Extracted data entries
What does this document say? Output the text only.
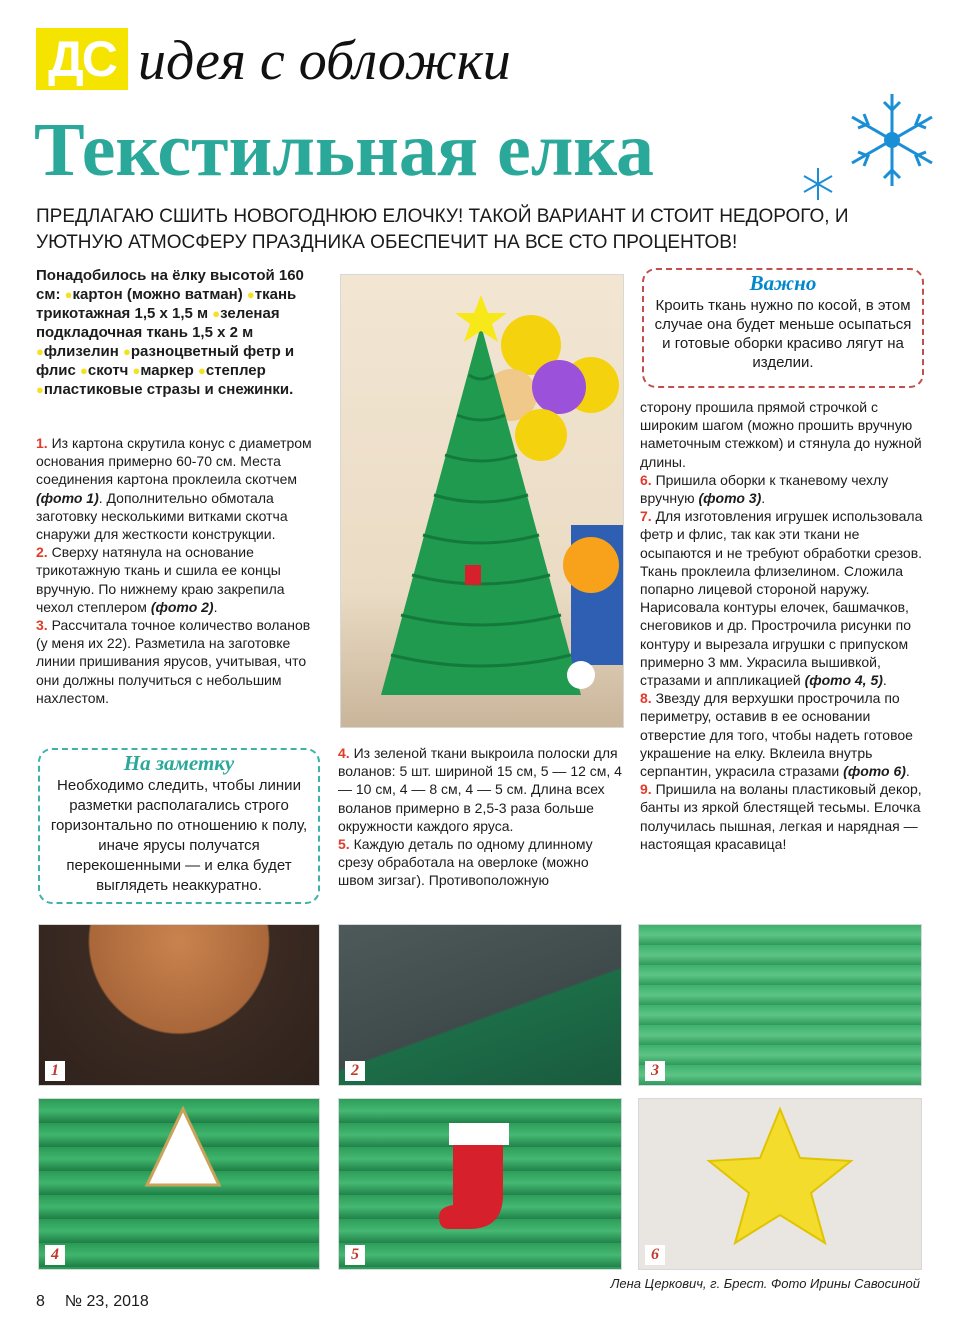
ДС идея с обложки
Текстильная елка
ПРЕДЛАГАЮ СШИТЬ НОВОГОДНЮЮ ЕЛОЧКУ! ТАКОЙ ВАРИАНТ И СТОИТ НЕДОРОГО, И УЮТНУЮ АТМОСФЕРУ ПРАЗДНИКА ОБЕСПЕЧИТ НА ВСЕ СТО ПРОЦЕНТОВ!
Понадобилось на ёлку высотой 160 см: ●картон (можно ватман) ●ткань трикотажная 1,5 х 1,5 м ●зеленая подкладочная ткань 1,5 х 2 м ●флизелин ●разноцветный фетр и флис ●скотч ●маркер ●степлер ●пластиковые стразы и снежинки.

1. Из картона скрутила конус с диаметром основания примерно 60-70 см. Места соединения картона проклеила скотчем (фото 1). Дополнительно обмотала заготовку несколькими витками скотча снаружи для жесткости конструкции.

2. Сверху натянула на основание трикотажную ткань и сшила ее концы вручную. По нижнему краю закрепила чехол степлером (фото 2).

3. Рассчитала точное количество воланов (у меня их 22). Разметила на заготовке линии пришивания ярусов, учитывая, что они должны получиться с небольшим нахлестом.

На заметку

Необходимо следить, чтобы линии разметки располагались строго горизонтально по отношению к полу, иначе ярусы получатся перекошенными — и елка будет выглядеть неаккуратно.

4. Из зеленой ткани выкроила полоски для воланов: 5 шт. шириной 15 см, 5 — 12 см, 4 — 10 см, 4 — 8 см, 4 — 5 см. Длина всех воланов примерно в 2,5-3 раза больше окружности каждого яруса.

5. Каждую деталь по одному длинному срезу обработала на оверлоке (можно швом зигзаг). Противоположную

Важно

Кроить ткань нужно по косой, в этом случае она будет меньше осыпаться и готовые оборки красиво лягут на изделии.

сторону прошила прямой строчкой с широким шагом (можно прошить вручную наметочным стежком) и стянула до нужной длины.

6. Пришила оборки к тканевому чехлу вручную (фото 3).

7. Для изготовления игрушек использовала фетр и флис, так как эти ткани не осыпаются и не требуют обработки срезов. Ткань проклеила флизелином. Сложила попарно лицевой стороной наружу. Нарисовала контуры елочек, башмачков, снеговиков и др. Прострочила рисунки по контуру и вырезала игрушки с припуском примерно 3 мм. Украсила вышивкой, стразами и аппликацией (фото 4, 5).

8. Звезду для верхушки прострочила по периметру, оставив в ее основании отверстие для того, чтобы надеть готовое украшение на елку. Вклеила внутрь серпантин, украсила стразами (фото 6).

9. Пришила на воланы пластиковый декор, банты из яркой блестящей тесьмы. Елочка получилась пышная, легкая и нарядная — настоящая красавица!

1	2	3
4	5	6
Лена Церкович, г. Брест. Фото Ирины Савосиной
8 № 23, 2018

■ WHAT IS ASKED ■
Return all of the data exactly as written, and drop the pictures.

■ EXERCISE OUTPUT ■
What does this document say? Output the text only.
ДС идея с обложки
Текстильная елка
ПРЕДЛАГАЮ СШИТЬ НОВОГОДНЮЮ ЕЛОЧКУ! ТАКОЙ ВАРИАНТ И СТОИТ НЕДОРОГО, И УЮТНУЮ АТМОСФЕРУ ПРАЗДНИКА ОБЕСПЕЧИТ НА ВСЕ СТО ПРОЦЕНТОВ!
Понадобилось на ёлку высотой 160 см: ●картон (можно ватман) ●ткань трикотажная 1,5 х 1,5 м ●зеленая подкладочная ткань 1,5 х 2 м ●флизелин ●разноцветный фетр и флис ●скотч ●маркер ●степлер ●пластиковые стразы и снежинки.

1. Из картона скрутила конус с диаметром основания примерно 60-70 см. Места соединения картона проклеила скотчем (фото 1). Дополнительно обмотала заготовку несколькими витками скотча снаружи для жесткости конструкции.

2. Сверху натянула на основание трикотажную ткань и сшила ее концы вручную. По нижнему краю закрепила чехол степлером (фото 2).

3. Рассчитала точное количество воланов (у меня их 22). Разметила на заготовке линии пришивания ярусов, учитывая, что они должны получиться с небольшим нахлестом.

На заметку

Необходимо следить, чтобы линии разметки располагались строго горизонтально по отношению к полу, иначе ярусы получатся перекошенными — и елка будет выглядеть неаккуратно.

4. Из зеленой ткани выкроила полоски для воланов: 5 шт. шириной 15 см, 5 — 12 см, 4 — 10 см, 4 — 8 см, 4 — 5 см. Длина всех воланов примерно в 2,5-3 раза больше окружности каждого яруса.

5. Каждую деталь по одному длинному срезу обработала на оверлоке (можно швом зигзаг). Противоположную

Важно

Кроить ткань нужно по косой, в этом случае она будет меньше осыпаться и готовые оборки красиво лягут на изделии.

сторону прошила прямой строчкой с широким шагом (можно прошить вручную наметочным стежком) и стянула до нужной длины.

6. Пришила оборки к тканевому чехлу вручную (фото 3).

7. Для изготовления игрушек использовала фетр и флис, так как эти ткани не осыпаются и не требуют обработки срезов. Ткань проклеила флизелином. Сложила попарно лицевой стороной наружу. Нарисовала контуры елочек, башмачков, снеговиков и др. Прострочила рисунки по контуру и вырезала игрушки с припуском примерно 3 мм. Украсила вышивкой, стразами и аппликацией (фото 4, 5).

8. Звезду для верхушки прострочила по периметру, оставив в ее основании отверстие для того, чтобы надеть готовое украшение на елку. Вклеила внутрь серпантин, украсила стразами (фото 6).

9. Пришила на воланы пластиковый декор, банты из яркой блестящей тесьмы. Елочка получилась пышная, легкая и нарядная — настоящая красавица!

1	2	3
4	5	6
Лена Церкович, г. Брест. Фото Ирины Савосиной
8 № 23, 2018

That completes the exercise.